Exercise task: Determine the number of lines containing the word "OFERTA", and state that figure alone.

(Items listed in a dataset)
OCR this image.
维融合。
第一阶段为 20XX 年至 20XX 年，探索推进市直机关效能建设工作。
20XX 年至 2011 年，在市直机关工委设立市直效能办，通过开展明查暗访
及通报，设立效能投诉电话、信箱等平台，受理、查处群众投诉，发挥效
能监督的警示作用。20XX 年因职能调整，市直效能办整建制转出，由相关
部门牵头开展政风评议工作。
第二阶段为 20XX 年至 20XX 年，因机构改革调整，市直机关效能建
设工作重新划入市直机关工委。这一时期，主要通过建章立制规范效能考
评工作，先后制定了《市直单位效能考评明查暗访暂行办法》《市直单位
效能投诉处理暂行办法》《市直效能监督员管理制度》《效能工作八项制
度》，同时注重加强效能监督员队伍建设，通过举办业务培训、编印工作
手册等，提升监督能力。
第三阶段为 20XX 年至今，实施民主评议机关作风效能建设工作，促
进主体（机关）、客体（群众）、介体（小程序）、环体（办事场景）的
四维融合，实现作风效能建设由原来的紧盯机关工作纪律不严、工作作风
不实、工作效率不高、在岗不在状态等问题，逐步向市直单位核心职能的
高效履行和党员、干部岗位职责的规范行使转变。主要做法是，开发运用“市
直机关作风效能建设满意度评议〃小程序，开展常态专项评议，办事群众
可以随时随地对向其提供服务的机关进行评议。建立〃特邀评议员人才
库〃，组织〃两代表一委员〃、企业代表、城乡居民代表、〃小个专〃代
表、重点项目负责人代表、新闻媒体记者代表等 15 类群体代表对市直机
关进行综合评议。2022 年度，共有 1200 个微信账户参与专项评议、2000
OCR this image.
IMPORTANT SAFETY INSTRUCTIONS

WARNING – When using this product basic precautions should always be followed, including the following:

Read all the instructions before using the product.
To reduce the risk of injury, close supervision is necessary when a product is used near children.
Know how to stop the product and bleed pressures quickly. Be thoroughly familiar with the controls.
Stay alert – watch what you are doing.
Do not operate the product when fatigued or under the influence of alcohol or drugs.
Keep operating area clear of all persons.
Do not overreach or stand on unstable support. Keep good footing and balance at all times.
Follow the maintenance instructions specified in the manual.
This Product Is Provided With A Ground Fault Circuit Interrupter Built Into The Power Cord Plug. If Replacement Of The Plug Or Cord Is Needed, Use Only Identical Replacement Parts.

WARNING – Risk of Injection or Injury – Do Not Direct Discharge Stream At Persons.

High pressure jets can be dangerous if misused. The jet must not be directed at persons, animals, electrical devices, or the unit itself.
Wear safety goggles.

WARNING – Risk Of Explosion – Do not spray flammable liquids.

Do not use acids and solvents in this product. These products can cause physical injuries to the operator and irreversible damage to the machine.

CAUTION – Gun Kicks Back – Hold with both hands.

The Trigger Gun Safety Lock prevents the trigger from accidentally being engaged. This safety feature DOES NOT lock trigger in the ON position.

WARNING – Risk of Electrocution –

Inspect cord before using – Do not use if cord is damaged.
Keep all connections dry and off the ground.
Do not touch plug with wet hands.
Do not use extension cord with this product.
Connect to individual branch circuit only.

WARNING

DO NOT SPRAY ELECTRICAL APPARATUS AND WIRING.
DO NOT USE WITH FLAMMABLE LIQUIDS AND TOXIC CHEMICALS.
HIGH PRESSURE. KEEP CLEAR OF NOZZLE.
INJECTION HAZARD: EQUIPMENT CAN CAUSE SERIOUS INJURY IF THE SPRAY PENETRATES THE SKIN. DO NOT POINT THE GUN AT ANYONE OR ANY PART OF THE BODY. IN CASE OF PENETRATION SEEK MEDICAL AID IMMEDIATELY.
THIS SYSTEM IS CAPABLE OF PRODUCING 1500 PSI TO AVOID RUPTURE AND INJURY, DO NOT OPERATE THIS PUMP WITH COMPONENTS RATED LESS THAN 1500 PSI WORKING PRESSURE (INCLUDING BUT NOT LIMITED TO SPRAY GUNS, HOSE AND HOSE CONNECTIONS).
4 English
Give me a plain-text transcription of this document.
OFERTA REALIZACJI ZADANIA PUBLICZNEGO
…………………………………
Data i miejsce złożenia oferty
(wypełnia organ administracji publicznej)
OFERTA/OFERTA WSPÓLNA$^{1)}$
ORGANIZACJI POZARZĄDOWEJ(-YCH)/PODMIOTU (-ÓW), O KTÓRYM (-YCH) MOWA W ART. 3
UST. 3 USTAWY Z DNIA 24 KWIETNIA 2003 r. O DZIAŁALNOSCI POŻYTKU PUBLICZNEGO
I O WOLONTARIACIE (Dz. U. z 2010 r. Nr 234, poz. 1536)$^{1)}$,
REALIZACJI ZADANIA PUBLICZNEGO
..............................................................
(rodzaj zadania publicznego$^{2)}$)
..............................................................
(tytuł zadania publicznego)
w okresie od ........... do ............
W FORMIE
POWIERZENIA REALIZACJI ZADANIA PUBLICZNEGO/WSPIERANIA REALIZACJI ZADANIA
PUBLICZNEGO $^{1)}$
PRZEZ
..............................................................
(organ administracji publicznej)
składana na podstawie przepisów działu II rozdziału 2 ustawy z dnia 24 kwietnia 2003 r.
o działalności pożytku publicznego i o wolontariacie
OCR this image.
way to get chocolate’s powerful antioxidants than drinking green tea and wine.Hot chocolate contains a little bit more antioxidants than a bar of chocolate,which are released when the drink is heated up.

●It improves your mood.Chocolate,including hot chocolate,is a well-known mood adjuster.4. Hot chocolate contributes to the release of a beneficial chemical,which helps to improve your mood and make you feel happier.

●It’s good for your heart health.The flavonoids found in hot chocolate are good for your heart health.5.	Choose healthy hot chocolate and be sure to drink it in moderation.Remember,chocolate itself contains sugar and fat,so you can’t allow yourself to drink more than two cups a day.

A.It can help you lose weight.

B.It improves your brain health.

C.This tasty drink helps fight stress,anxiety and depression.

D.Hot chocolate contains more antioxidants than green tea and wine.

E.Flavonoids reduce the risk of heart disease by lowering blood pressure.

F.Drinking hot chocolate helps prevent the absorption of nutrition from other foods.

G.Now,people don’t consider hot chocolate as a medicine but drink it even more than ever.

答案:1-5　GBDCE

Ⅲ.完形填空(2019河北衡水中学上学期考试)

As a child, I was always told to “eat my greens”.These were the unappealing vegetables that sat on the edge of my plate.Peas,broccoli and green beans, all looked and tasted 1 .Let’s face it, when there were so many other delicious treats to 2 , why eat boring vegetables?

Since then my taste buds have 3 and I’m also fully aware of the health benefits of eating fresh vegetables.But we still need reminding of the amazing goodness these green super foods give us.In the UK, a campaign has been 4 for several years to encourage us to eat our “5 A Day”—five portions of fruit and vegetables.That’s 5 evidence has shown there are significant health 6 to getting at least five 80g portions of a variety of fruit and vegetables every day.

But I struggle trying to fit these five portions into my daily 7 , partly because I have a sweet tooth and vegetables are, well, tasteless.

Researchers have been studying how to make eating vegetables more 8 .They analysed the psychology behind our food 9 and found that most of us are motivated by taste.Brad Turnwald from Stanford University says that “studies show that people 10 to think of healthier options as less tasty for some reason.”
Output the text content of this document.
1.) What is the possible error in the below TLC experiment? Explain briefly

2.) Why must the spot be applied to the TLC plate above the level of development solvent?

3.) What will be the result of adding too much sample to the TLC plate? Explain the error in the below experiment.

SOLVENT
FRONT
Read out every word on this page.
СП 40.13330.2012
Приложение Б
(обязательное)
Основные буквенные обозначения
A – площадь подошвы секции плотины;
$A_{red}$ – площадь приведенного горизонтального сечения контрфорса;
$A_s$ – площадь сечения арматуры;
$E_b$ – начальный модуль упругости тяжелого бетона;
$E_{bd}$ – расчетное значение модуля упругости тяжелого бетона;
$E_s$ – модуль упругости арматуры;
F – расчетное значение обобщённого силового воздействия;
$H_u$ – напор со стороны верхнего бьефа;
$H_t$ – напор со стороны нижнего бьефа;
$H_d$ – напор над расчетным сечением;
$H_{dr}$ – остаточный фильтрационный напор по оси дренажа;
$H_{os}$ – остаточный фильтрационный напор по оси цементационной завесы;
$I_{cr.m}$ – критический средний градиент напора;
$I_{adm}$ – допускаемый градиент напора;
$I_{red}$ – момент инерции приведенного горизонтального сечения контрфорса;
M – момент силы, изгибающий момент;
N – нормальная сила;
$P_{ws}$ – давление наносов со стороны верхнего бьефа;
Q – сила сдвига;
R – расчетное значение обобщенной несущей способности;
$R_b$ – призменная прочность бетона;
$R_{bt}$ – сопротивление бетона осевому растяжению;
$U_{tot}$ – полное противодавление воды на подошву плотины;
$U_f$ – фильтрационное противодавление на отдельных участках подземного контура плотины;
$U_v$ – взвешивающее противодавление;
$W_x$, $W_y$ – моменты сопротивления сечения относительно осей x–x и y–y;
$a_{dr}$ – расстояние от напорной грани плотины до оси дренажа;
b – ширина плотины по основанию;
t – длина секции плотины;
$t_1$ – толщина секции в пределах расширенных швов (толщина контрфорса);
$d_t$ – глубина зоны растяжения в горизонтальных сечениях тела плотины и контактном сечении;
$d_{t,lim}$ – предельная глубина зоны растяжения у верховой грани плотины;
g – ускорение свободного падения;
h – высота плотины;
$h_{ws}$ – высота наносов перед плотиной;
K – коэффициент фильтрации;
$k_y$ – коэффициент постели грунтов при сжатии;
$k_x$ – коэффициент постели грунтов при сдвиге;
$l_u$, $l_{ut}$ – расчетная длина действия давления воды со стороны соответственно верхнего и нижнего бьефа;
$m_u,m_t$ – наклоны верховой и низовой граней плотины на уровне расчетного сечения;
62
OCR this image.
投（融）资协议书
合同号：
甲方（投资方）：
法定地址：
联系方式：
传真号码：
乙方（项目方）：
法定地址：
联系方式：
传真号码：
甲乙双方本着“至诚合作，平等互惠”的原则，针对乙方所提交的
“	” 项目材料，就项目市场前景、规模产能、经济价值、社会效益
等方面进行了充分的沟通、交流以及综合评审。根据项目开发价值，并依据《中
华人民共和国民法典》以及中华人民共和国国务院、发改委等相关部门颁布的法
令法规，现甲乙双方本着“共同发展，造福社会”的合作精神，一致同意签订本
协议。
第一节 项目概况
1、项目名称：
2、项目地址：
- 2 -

Written solution: 2